[Start QUOTED TEXT]
/ReadableWebProxy

Rewriting web proxy and archival tool. At this point, it just tries to download all the things.

Primary LanguagePythonBSD 3-Clause "New" or "Revised" LicenseBSD-3-Clause

Readable-Web Proxy

Reading long-form content on the internet is a shitty experience.
This is a web-proxy that tries to make it better.

This is a rewriting proxy. In other words, it proxies arbitrary web content, while allowing the rewriting of the remote content as driven by a set of rule-files. The goal is to effectively allow the complete customization of any existing web-sites as driven by predefined rules.

Functionally, it's used for extracting just the actual content body of a site and reproducing it in a clean layout. It also modifies all links on the page to point to internal addresses, so following a link points to the proxied version of the file, rather then the original.


While the above was the original scope, the project has mutated heavily. At this point, it has a complete web spider and archives entire websites to local storage. Additionally, multiple versions of each page are kept, with a overall rolling refresh of the entire database at configurable intervals (configurable on a per-domain, or global basis).
[End QUOTED TEXT]
[Start GIVEN ENTRIES]
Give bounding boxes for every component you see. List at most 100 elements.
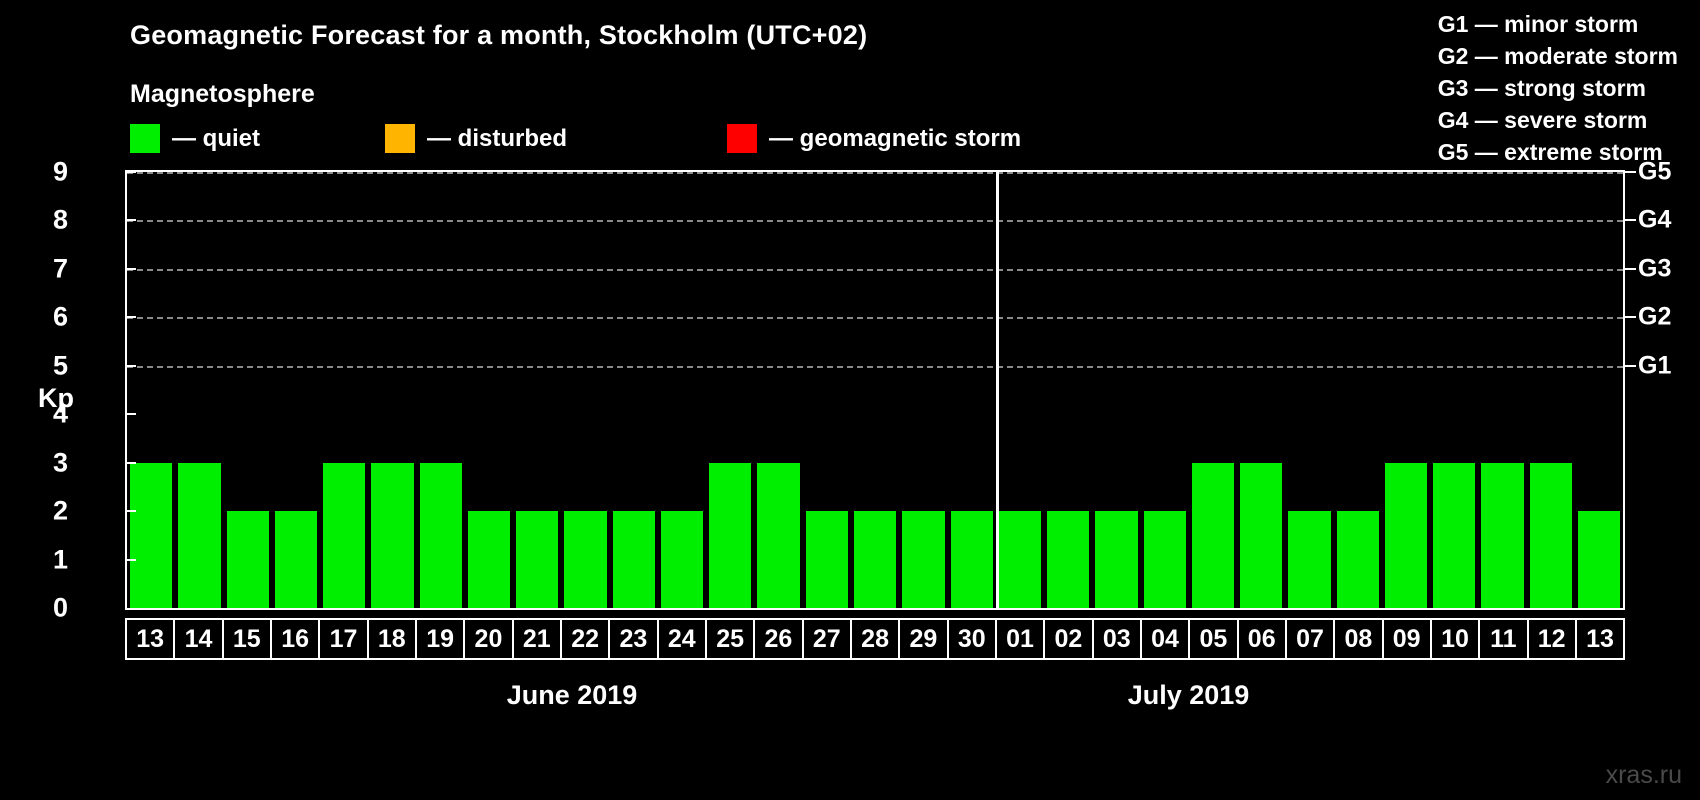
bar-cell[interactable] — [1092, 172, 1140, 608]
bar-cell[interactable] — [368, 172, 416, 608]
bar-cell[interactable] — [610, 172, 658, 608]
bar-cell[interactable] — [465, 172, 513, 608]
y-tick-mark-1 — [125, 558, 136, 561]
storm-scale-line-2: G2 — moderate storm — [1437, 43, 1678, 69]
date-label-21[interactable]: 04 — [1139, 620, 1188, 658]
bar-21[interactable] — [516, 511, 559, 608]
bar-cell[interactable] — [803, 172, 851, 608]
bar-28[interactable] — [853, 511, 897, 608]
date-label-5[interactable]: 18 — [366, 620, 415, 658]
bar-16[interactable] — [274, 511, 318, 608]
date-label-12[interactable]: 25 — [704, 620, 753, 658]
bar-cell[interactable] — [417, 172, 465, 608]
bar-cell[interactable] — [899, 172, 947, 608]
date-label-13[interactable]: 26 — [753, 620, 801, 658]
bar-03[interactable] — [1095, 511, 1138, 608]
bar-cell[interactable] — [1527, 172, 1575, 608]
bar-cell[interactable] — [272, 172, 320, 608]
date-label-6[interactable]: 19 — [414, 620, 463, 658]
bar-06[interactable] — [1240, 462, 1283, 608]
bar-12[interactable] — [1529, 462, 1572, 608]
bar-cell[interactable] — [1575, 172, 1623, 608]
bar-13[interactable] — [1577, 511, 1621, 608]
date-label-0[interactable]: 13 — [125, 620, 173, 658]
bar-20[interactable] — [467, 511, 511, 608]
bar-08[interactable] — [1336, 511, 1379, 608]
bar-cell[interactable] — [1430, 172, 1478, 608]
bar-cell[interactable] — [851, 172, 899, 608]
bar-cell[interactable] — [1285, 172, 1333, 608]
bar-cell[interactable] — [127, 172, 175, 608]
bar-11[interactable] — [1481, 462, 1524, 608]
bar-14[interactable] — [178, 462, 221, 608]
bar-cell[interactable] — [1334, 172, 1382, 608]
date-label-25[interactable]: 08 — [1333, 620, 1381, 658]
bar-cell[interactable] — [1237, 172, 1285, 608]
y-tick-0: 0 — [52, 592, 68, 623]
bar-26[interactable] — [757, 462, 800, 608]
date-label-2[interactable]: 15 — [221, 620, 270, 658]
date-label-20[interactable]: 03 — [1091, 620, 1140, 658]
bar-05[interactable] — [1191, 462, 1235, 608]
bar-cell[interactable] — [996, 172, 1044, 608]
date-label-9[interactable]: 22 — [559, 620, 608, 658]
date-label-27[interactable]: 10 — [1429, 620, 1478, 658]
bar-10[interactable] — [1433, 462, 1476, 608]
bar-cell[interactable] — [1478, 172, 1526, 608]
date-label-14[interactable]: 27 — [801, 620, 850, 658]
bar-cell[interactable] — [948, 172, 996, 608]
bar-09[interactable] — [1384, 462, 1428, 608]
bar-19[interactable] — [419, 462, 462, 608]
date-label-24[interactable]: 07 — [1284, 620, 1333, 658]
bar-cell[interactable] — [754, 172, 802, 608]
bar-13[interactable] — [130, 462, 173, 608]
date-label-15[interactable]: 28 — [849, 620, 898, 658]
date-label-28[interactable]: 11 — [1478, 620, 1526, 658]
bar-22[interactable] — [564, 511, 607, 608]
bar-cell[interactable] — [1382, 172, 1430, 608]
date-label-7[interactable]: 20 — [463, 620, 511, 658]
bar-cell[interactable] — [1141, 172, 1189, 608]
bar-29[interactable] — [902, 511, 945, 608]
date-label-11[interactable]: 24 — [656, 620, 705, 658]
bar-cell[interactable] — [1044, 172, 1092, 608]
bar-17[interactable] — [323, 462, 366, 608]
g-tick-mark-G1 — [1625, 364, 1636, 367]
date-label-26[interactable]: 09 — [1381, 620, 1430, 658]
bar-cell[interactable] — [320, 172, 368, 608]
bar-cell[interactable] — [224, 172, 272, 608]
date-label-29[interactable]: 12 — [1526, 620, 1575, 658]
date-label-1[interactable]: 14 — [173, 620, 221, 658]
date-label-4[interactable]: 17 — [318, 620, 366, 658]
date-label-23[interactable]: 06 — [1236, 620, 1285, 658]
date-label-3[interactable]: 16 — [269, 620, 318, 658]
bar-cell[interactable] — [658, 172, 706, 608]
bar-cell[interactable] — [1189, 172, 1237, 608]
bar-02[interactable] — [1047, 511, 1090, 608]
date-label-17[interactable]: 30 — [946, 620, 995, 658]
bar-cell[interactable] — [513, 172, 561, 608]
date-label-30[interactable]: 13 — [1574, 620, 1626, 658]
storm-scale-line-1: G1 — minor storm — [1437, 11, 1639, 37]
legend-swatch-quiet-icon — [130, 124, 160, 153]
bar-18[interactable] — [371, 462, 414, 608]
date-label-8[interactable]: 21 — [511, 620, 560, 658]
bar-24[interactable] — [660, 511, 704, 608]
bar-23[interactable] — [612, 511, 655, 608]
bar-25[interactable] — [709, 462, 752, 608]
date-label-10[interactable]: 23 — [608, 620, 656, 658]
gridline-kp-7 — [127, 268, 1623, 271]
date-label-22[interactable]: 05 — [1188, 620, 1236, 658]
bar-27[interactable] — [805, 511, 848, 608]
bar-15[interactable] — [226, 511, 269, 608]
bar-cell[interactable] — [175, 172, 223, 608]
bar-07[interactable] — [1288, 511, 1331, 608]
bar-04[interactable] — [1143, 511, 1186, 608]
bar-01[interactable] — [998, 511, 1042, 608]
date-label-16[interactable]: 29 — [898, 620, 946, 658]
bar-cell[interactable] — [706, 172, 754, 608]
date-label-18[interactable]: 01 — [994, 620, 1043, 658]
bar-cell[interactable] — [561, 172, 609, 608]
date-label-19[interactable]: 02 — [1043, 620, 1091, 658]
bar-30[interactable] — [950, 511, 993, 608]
[End GIVEN ENTRIES]
[Start GIVEN ENTRIES]
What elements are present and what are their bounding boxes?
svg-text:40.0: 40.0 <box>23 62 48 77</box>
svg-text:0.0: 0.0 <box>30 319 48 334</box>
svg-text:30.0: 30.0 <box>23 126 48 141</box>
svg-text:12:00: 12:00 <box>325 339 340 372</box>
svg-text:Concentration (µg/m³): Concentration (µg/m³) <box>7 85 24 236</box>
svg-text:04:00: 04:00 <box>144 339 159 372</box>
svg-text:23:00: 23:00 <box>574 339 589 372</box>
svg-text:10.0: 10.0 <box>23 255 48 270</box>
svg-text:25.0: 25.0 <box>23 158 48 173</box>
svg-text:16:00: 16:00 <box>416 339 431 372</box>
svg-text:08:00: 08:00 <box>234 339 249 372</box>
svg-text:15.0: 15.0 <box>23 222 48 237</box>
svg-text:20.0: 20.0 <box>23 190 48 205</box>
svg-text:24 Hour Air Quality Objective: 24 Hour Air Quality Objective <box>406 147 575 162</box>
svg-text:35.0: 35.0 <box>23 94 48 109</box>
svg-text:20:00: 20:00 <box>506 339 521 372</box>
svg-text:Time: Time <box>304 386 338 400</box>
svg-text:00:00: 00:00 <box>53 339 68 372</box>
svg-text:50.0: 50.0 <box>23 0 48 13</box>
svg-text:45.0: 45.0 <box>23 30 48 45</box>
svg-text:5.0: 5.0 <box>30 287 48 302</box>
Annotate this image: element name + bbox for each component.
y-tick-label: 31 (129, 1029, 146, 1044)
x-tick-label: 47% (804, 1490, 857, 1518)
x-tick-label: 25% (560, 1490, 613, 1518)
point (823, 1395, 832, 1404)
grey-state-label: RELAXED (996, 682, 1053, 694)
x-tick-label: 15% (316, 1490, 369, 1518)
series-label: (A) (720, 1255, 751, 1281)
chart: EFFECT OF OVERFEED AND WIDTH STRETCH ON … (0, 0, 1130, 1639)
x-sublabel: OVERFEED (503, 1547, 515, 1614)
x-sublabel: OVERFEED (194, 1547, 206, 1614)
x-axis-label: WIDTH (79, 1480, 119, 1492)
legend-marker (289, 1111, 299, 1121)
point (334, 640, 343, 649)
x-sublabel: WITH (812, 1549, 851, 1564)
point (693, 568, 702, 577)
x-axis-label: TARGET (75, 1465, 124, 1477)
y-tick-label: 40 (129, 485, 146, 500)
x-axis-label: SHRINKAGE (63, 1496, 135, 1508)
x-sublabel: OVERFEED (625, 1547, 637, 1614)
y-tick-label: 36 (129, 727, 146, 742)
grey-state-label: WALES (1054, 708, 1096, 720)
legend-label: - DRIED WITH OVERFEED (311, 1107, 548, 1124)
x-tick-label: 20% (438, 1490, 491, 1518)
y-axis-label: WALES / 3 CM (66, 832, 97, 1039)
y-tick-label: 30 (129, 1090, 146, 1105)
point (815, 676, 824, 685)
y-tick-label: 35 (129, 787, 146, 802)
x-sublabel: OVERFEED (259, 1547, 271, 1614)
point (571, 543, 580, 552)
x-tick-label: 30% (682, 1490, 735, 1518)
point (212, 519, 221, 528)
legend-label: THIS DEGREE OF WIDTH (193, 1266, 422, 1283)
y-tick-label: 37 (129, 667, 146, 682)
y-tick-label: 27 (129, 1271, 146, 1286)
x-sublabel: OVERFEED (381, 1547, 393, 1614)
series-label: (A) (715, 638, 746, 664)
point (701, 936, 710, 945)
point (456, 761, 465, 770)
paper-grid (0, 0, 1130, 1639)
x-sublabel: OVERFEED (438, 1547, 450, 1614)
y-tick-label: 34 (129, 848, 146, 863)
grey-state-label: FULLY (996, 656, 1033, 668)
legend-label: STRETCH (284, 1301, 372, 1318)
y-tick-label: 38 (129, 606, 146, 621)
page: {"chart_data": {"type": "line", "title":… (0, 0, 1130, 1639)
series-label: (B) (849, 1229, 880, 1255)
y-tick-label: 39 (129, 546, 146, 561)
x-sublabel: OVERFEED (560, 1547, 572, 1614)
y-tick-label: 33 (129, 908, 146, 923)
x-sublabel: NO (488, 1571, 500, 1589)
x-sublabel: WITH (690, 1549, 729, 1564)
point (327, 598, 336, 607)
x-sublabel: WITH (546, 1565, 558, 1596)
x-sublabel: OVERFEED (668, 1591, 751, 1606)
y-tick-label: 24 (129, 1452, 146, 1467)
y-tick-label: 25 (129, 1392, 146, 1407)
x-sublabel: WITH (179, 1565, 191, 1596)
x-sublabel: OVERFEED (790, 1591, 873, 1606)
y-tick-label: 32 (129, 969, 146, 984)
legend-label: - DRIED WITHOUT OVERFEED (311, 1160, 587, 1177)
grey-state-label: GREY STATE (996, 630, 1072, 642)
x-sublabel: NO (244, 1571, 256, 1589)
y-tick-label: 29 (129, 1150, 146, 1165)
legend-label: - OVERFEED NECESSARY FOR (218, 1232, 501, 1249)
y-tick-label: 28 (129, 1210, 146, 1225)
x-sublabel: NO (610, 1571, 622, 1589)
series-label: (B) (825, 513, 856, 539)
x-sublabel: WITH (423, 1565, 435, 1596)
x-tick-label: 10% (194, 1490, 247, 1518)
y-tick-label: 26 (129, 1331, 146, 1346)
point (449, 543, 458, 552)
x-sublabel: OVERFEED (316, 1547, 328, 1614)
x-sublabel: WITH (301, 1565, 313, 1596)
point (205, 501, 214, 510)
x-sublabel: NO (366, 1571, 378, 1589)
[End GIVEN ENTRIES]
[Start GIVEN ENTRIES]
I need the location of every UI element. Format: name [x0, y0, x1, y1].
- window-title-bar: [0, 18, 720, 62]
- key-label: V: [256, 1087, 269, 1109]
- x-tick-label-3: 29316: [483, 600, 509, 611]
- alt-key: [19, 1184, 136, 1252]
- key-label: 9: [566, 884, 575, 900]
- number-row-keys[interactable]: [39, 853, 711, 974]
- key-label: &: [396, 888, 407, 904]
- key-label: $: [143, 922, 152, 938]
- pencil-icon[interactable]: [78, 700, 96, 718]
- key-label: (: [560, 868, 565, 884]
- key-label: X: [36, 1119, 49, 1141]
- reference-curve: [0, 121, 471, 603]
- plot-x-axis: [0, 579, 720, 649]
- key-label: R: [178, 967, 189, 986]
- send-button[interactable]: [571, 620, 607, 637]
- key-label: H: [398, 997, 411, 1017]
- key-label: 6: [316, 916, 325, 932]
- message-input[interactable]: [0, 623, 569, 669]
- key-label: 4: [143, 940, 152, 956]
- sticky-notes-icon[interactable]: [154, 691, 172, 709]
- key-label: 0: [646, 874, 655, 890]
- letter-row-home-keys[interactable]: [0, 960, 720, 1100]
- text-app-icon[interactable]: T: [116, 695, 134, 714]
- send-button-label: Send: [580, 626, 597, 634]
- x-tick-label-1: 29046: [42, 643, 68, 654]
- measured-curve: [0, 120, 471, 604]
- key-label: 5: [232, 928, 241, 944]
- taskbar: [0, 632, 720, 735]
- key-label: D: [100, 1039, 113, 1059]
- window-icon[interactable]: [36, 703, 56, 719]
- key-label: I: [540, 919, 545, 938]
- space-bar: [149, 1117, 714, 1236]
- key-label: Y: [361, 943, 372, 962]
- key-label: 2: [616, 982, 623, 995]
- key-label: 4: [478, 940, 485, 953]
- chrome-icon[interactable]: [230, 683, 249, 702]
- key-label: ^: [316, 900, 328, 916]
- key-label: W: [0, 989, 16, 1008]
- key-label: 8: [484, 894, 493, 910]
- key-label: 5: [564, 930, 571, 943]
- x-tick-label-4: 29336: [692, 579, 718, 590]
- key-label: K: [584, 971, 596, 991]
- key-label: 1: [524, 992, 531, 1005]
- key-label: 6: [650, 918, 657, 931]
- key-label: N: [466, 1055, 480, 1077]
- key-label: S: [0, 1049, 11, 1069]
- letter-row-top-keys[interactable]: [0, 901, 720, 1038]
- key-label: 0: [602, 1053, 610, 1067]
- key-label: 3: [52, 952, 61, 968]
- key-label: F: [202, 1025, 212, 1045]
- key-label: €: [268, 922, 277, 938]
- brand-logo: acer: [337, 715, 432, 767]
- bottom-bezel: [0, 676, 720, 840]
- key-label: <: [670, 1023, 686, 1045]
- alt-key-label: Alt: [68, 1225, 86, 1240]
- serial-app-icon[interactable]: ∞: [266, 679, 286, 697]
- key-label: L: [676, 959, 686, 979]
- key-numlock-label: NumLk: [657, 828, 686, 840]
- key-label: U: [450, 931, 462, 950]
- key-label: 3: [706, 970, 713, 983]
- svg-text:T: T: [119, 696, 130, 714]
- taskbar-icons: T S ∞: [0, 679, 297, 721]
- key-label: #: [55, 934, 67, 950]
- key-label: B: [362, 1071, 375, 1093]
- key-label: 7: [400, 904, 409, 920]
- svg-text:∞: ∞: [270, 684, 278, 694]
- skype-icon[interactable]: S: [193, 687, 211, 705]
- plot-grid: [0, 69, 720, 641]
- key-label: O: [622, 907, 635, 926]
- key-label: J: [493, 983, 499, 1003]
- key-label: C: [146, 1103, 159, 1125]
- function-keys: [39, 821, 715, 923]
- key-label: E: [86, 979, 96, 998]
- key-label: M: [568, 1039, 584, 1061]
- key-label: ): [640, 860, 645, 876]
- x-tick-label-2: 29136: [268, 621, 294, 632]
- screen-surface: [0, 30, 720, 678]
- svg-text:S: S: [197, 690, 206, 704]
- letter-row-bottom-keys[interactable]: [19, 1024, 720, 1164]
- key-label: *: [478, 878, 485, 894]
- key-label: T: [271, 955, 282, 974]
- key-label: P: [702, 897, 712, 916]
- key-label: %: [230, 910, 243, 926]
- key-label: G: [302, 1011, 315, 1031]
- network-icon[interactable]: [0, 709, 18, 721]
[End GIVEN ENTRIES]
| SET EXERCISE 1 |
According to the web proxy description, where does the project archive entire websites?
| SET EXERCISE 2 |
Write out the web proxy description from "While the above" to "or global basis).", swapping "database" for "archive".
The stored items play no part in this.

| REPLY 1 |
To local storage.

| REPLY 2 |
While the above was the original scope, the project has mutated heavily. At this point, it has a complete web spider and archives entire websites to local storage. Additionally, multiple versions of each page are kept, with a overall rolling refresh of the entire archive at configurable intervals (configurable on a per-domain, or global basis).